── Exercise data

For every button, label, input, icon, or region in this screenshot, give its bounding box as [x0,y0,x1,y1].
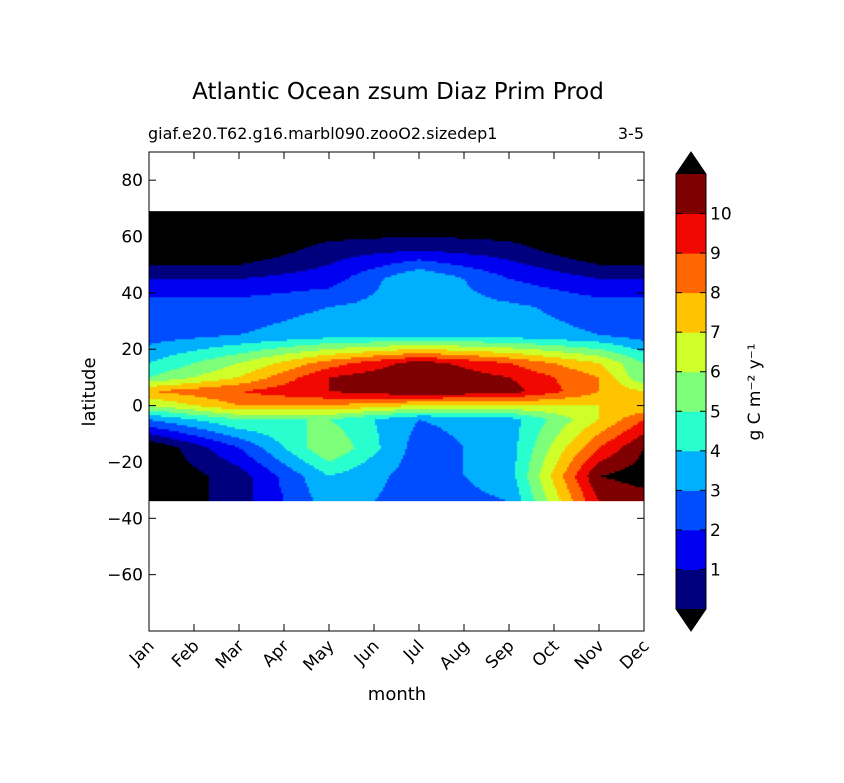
colorbar-segment [676,569,706,610]
colorbar-tick-label: 5 [710,402,721,422]
colorbar-tick-label: 6 [710,363,721,383]
chart-subtitle-right: 3-5 [618,124,644,143]
colorbar-tick-label: 3 [710,481,721,501]
colorbar: 1 2 3 4 5 6 7 8 9 10 [675,151,732,632]
colorbar-segment [676,292,706,333]
colorbar-segment [676,332,706,373]
x-tick-label: Jun [350,636,384,670]
colorbar-label: g C m⁻² y⁻¹ [745,343,765,440]
colorbar-extend-top [676,152,706,174]
x-tick-label: Dec [616,636,653,673]
contour-fill [149,211,644,502]
colorbar-tick-label: 8 [710,284,721,304]
colorbar-segment [676,411,706,452]
x-tick-label: Aug [436,636,474,674]
colorbar-segment [676,213,706,254]
y-tick-label: 20 [121,340,143,360]
colorbar-segment [676,450,706,491]
colorbar-tick-label: 9 [710,244,721,264]
colorbar-tick-label: 7 [710,323,721,343]
y-axis-label: latitude [79,357,100,426]
colorbar-segment [676,371,706,412]
x-tick-label: Nov [571,636,609,674]
y-tick-label: −20 [107,453,143,473]
contour-plot [149,211,644,502]
y-axis: 80 60 40 20 0 −20 −40 −60 [107,171,644,586]
colorbar-segment [676,253,706,294]
x-tick-label: Jul [399,636,428,665]
x-tick-label: Oct [529,636,564,671]
colorbar-segment [676,529,706,570]
y-tick-label: 40 [121,284,143,304]
colorbar-extend-bottom [676,609,706,631]
x-axis-label: month [368,684,426,705]
colorbar-outline [675,151,707,632]
plot-frame [148,151,645,632]
colorbar-segment [676,174,706,215]
chart-title: Atlantic Ocean zsum Diaz Prim Prod [192,79,604,105]
x-tick-label: Sep [482,636,519,673]
x-tick-label: Jan [125,636,158,669]
y-tick-label: −40 [107,509,143,529]
x-tick-label: Mar [212,636,249,673]
x-tick-label: May [300,636,339,675]
x-tick-label: Feb [168,636,203,671]
colorbar-segment [676,490,706,531]
colorbar-tick-label: 4 [710,442,721,462]
chart-subtitle-left: giaf.e20.T62.g16.marbl090.zooO2.sizedep1 [148,124,497,143]
y-tick-label: −60 [107,566,143,586]
colorbar-tick-label: 10 [710,205,732,225]
y-tick-label: 0 [132,397,143,417]
colorbar-tick-label: 1 [710,560,721,580]
y-tick-label: 80 [121,171,143,191]
y-tick-label: 60 [121,228,143,248]
colorbar-tick-label: 2 [710,521,721,541]
x-tick-label: Apr [259,636,294,671]
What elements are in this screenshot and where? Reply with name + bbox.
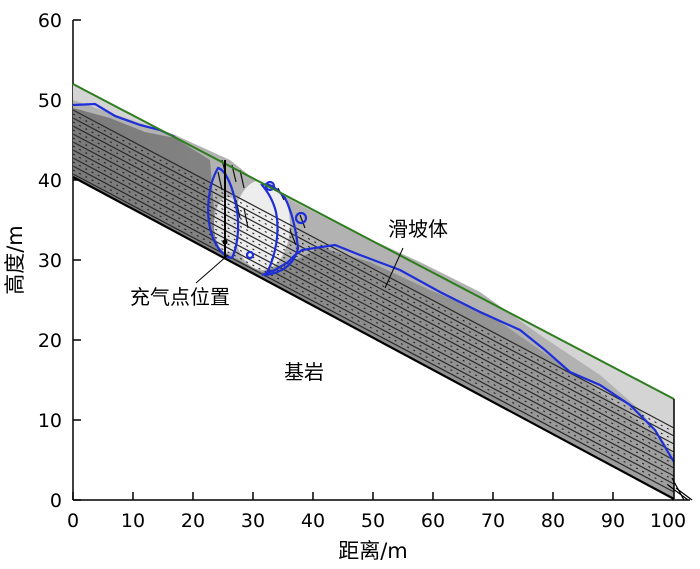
saturation-loop-left (207, 166, 240, 260)
y-tick-label: 0 (50, 490, 62, 512)
saturation-spot-2 (245, 250, 255, 260)
y-tick-label: 20 (38, 330, 62, 352)
saturation-boundary (72, 102, 675, 463)
saturation-loop-right (260, 183, 300, 277)
bedding-lines (73, 109, 674, 493)
inflation-bubble-inner (214, 197, 242, 253)
label-bedrock: 基岩 (284, 360, 324, 384)
saturation-spot-3 (264, 180, 276, 192)
x-ticks (72, 492, 674, 500)
y-tick-label: 10 (38, 410, 62, 432)
x-tick-label: 100 (650, 510, 686, 532)
x-tick-label: 90 (601, 510, 625, 532)
y-tick-label: 50 (38, 90, 62, 112)
x-tick-label: 70 (481, 510, 505, 532)
y-tick-label: 30 (38, 250, 62, 272)
x-tick-label: 40 (301, 510, 325, 532)
x-tick-label: 50 (361, 510, 385, 532)
y-tick-label: 60 (38, 10, 62, 32)
inflation-point-marker (222, 239, 228, 245)
body-dark-zone (73, 108, 674, 499)
x-tick-label: 80 (541, 510, 565, 532)
vector-ticks (73, 113, 674, 489)
bedrock-surface-line (72, 176, 675, 500)
x-tick-label: 30 (241, 510, 265, 532)
x-tick-label: 60 (421, 510, 445, 532)
landslide-body (73, 84, 674, 499)
toe-marks (667, 477, 693, 501)
label-landslide-body: 滑坡体 (388, 217, 448, 241)
label-inflation-point: 充气点位置 (130, 285, 230, 309)
x-tick-label: 0 (67, 510, 79, 532)
leader-line-inflation (195, 254, 229, 284)
saturation-spot-1 (294, 211, 308, 225)
x-axis-title: 距离/m (338, 539, 408, 563)
y-axis-title: 高度/m (3, 225, 27, 295)
y-tick-label: 40 (38, 170, 62, 192)
leader-line-landslide (384, 247, 404, 289)
ground-surface-line (72, 83, 675, 400)
x-tick-label: 10 (121, 510, 145, 532)
x-tick-label: 20 (181, 510, 205, 532)
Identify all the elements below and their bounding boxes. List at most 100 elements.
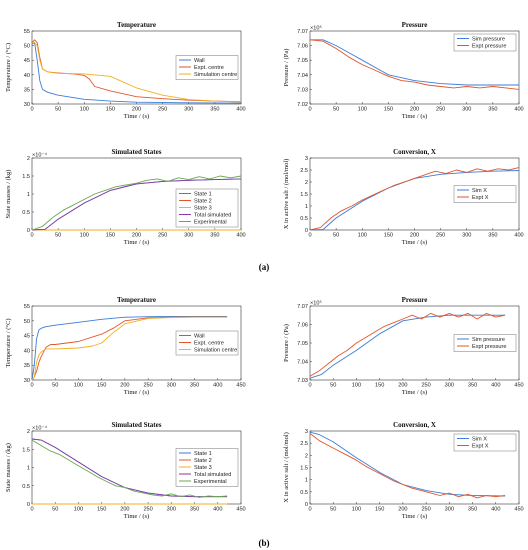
legend-label: Wall (194, 58, 205, 64)
legend-label: Expt X (472, 195, 489, 201)
x-tick-label: 50 (330, 383, 336, 389)
legend-label: State 3 (194, 206, 212, 212)
chart-1: Pressure 0 50 100 150 200 250 300 350 400 7.02 7.03… (283, 21, 524, 120)
legend-box (453, 334, 517, 352)
series-line (310, 39, 519, 86)
legend-label: Expt pressure (472, 44, 507, 50)
y-tick-label: 2 (305, 180, 308, 186)
x-tick-label: 450 (236, 383, 245, 389)
x-tick-label: 150 (375, 383, 384, 389)
legend-label: Wall (194, 334, 205, 340)
x-tick-label: 0 (30, 507, 33, 513)
chart-title: Simulated States (112, 148, 162, 156)
series-line (31, 39, 242, 103)
y-tick-label: 30 (24, 378, 30, 384)
series-line (32, 42, 242, 103)
x-tick-label: 250 (436, 107, 445, 113)
y-tick-label: 1.5 (300, 466, 308, 472)
x-tick-label: 100 (74, 383, 83, 389)
x-axis-label: Time / (s) (402, 113, 427, 120)
x-tick-label: 100 (80, 107, 89, 113)
x-axis-label: Time / (s) (124, 239, 149, 246)
y-tick-label: 0 (27, 502, 30, 508)
chart-title: Pressure (402, 21, 428, 29)
x-tick-label: 250 (143, 383, 152, 389)
x-tick-label: 350 (190, 383, 199, 389)
y-tick-label: 7.07 (297, 304, 308, 310)
x-tick-label: 450 (514, 507, 523, 513)
x-tick-label: 100 (358, 233, 367, 239)
chart-3: Conversion, X 0 50 100 150 200 250 300 350 400 0 0.… (283, 148, 524, 246)
series-line (31, 315, 228, 381)
x-tick-label: 350 (468, 383, 477, 389)
legend-box (453, 33, 517, 52)
y-tick-label: 0 (305, 228, 308, 234)
x-tick-label: 0 (30, 233, 33, 239)
x-tick-label: 200 (398, 507, 407, 513)
y-tick-label: 35 (24, 87, 30, 93)
x-tick-label: 150 (384, 107, 393, 113)
y-tick-label: 0.5 (22, 484, 30, 490)
y-axis-label: Temperature / (°C) (5, 43, 12, 92)
y-tick-label: 2 (27, 156, 30, 162)
series-line (31, 316, 228, 381)
x-tick-label: 100 (352, 383, 361, 389)
series-line (309, 167, 520, 231)
axis-exponent: ×10⁵ (310, 25, 322, 32)
legend-label: Total simulated (194, 213, 231, 219)
x-tick-label: 300 (462, 107, 471, 113)
x-tick-label: 250 (436, 233, 445, 239)
axis-exponent: ×10⁻⁴ (32, 152, 47, 159)
y-axis-label: Pressure / (Pa) (283, 324, 290, 362)
y-tick-label: 7.03 (297, 378, 308, 384)
y-tick-label: 45 (24, 334, 30, 340)
chart-title: Pressure (402, 296, 428, 304)
y-tick-label: 3 (305, 156, 308, 162)
chart-0: Temperature 0 50 100 150 200 250 300 350 400 30 35 4… (5, 21, 246, 120)
x-tick-label: 50 (330, 507, 336, 513)
y-tick-label: 7.03 (297, 87, 308, 93)
axis-exponent: ×10⁵ (310, 300, 322, 307)
y-tick-label: 45 (24, 58, 30, 64)
series-line (31, 42, 242, 104)
x-tick-label: 300 (445, 507, 454, 513)
legend-box (453, 185, 517, 203)
y-tick-label: 0 (27, 228, 30, 234)
legend-label: State 3 (194, 465, 212, 471)
x-tick-label: 0 (308, 507, 311, 513)
y-tick-label: 55 (24, 29, 30, 35)
legend-label: Simulation centre (194, 348, 237, 354)
x-tick-label: 0 (308, 233, 311, 239)
y-axis-label: Temperature / (°C) (5, 318, 12, 367)
plot-frame (31, 305, 242, 381)
x-tick-label: 400 (213, 383, 222, 389)
x-tick-label: 100 (352, 507, 361, 513)
legend-label: Sim pressure (472, 37, 505, 43)
y-tick-label: 0.5 (22, 210, 30, 216)
chart-7: Conversion, X 0 50 100 150 200 250 300 350 400 450… (283, 421, 524, 520)
legend-label: Experimental (194, 479, 227, 485)
x-tick-label: 300 (167, 383, 176, 389)
x-tick-label: 400 (491, 507, 500, 513)
y-tick-label: 2 (27, 429, 30, 435)
y-tick-label: 7.04 (297, 360, 308, 366)
x-tick-label: 300 (184, 233, 193, 239)
x-tick-label: 50 (55, 233, 61, 239)
x-tick-label: 400 (514, 233, 523, 239)
y-tick-label: 7.06 (297, 323, 308, 329)
y-tick-label: 2.5 (300, 168, 308, 174)
series-line (309, 39, 520, 90)
y-tick-label: 50 (24, 44, 30, 50)
y-tick-label: 2.5 (300, 441, 308, 447)
x-tick-label: 400 (236, 233, 245, 239)
x-tick-label: 400 (491, 383, 500, 389)
y-axis-label: X in active salt / (mol/mol) (283, 432, 290, 503)
x-tick-label: 100 (358, 107, 367, 113)
x-tick-label: 200 (120, 383, 129, 389)
y-tick-label: 7.06 (297, 44, 308, 50)
chart-6: Simulated States 0 50 100 150 200 250 300 350 400… (5, 421, 246, 520)
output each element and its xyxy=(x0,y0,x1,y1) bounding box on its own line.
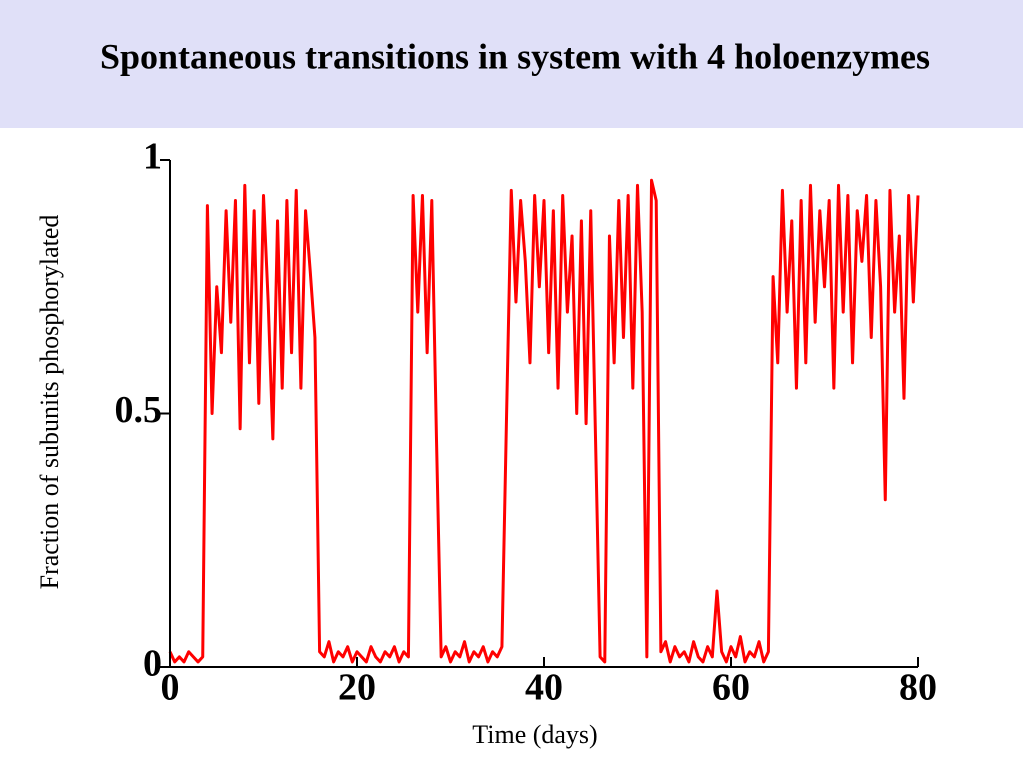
y-tick-label: 0.5 xyxy=(115,389,163,431)
y-tick-label: 0 xyxy=(143,643,162,685)
x-axis-label: Time (days) xyxy=(472,720,597,749)
title-band xyxy=(0,0,1023,128)
y-tick-label: 1 xyxy=(143,136,162,178)
y-axis-label: Fraction of subunits phosphorylated xyxy=(35,215,64,590)
x-tick-label: 20 xyxy=(338,667,376,709)
x-tick-label: 60 xyxy=(712,667,750,709)
data-line xyxy=(168,178,920,664)
chart-title: Spontaneous transitions in system with 4… xyxy=(100,36,930,76)
x-tick-label: 0 xyxy=(161,667,180,709)
x-tick-label: 80 xyxy=(899,667,937,709)
x-tick-label: 40 xyxy=(525,667,563,709)
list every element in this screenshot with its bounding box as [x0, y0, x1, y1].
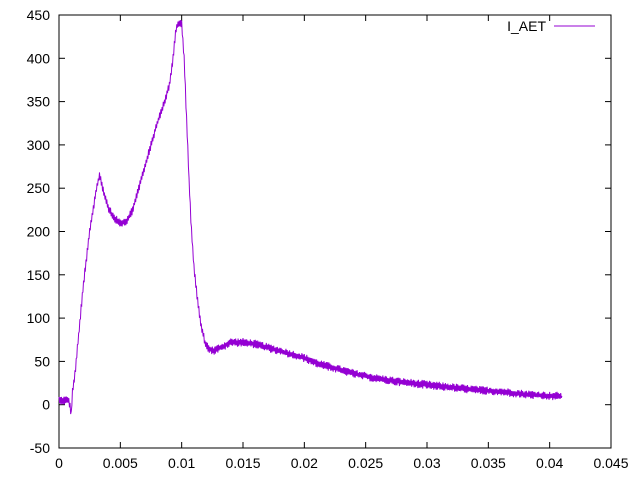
y-tick-label: 250: [27, 180, 51, 196]
y-tick-label: 450: [27, 7, 51, 23]
x-tick-label: 0.045: [593, 455, 628, 471]
y-tick-label: 200: [27, 224, 51, 240]
x-tick-label: 0.025: [348, 455, 383, 471]
x-tick-label: 0.005: [103, 455, 138, 471]
legend-label: I_AET: [507, 18, 546, 34]
y-tick-label: 100: [27, 310, 51, 326]
y-tick-label: 150: [27, 267, 51, 283]
y-tick-label: 300: [27, 137, 51, 153]
x-tick-label: 0.01: [168, 455, 195, 471]
y-tick-label: 0: [42, 397, 50, 413]
legend: I_AET: [507, 18, 595, 34]
x-tick-label: 0.03: [413, 455, 440, 471]
series-line-i-aet: [58, 20, 563, 415]
y-tick-label: 350: [27, 94, 51, 110]
x-tick-label: 0.04: [536, 455, 563, 471]
x-tick-label: 0: [55, 455, 63, 471]
y-axis: -50 0 50 100 150 200 250 300 350 400 450: [27, 7, 611, 456]
x-tick-label: 0.035: [471, 455, 506, 471]
y-tick-label: 400: [27, 50, 51, 66]
x-axis: 0 0.005 0.01 0.015 0.02 0.025 0.03 0.035 0.04 0.0…: [55, 15, 629, 471]
plot-border: [58, 14, 612, 449]
y-tick-label: -50: [30, 440, 50, 456]
plot-frame: [58, 14, 612, 449]
x-tick-label: 0.02: [291, 455, 318, 471]
y-tick-label: 50: [34, 353, 50, 369]
x-tick-label: 0.015: [225, 455, 260, 471]
series-layer: [58, 20, 563, 415]
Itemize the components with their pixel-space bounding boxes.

────

Job:
Rewrite the data lines from the one containing "y-tick-label: 0.5 xyxy=(115,389,163,431)" through the one containing "y-axis-label: Fraction of", inclusive, with "days" changed to "hours" and everything else left the same. Output only those lines.

Response to this exercise:
y-tick-label: 0.5 xyxy=(115,389,163,431)
y-tick-label: 0 xyxy=(143,643,162,685)
x-axis-label: Time (hours) xyxy=(472,720,597,749)
title-band xyxy=(0,0,1023,128)
y-tick-label: 1 xyxy=(143,136,162,178)
y-axis-label: Fraction of subunits phosphorylated xyxy=(35,215,64,590)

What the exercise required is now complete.